Data entries
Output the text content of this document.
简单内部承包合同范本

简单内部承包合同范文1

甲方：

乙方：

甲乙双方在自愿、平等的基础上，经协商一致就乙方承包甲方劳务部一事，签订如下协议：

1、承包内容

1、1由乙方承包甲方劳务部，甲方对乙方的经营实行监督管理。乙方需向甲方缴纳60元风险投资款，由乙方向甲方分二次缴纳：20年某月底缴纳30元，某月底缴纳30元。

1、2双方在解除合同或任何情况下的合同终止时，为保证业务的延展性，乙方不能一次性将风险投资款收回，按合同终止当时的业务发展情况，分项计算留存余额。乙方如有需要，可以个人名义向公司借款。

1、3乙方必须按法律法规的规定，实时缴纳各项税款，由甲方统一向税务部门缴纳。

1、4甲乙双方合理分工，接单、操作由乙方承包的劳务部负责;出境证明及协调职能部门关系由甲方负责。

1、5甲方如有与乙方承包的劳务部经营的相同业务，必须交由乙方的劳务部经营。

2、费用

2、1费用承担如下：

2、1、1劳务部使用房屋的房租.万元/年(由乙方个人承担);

[Given problem]
All of the data shown above must be copied exactly.

[Problem solution]
Output the text content of this document.
简单内部承包合同范本

简单内部承包合同范文1

甲方：

乙方：

甲乙双方在自愿、平等的基础上，经协商一致就乙方承包甲方劳务部一事，签订如下协议：

1、承包内容

1、1由乙方承包甲方劳务部，甲方对乙方的经营实行监督管理。乙方需向甲方缴纳60元风险投资款，由乙方向甲方分二次缴纳：20年某月底缴纳30元，某月底缴纳30元。

1、2双方在解除合同或任何情况下的合同终止时，为保证业务的延展性，乙方不能一次性将风险投资款收回，按合同终止当时的业务发展情况，分项计算留存余额。乙方如有需要，可以个人名义向公司借款。

1、3乙方必须按法律法规的规定，实时缴纳各项税款，由甲方统一向税务部门缴纳。

1、4甲乙双方合理分工，接单、操作由乙方承包的劳务部负责;出境证明及协调职能部门关系由甲方负责。

1、5甲方如有与乙方承包的劳务部经营的相同业务，必须交由乙方的劳务部经营。

2、费用

2、1费用承担如下：

2、1、1劳务部使用房屋的房租.万元/年(由乙方个人承担);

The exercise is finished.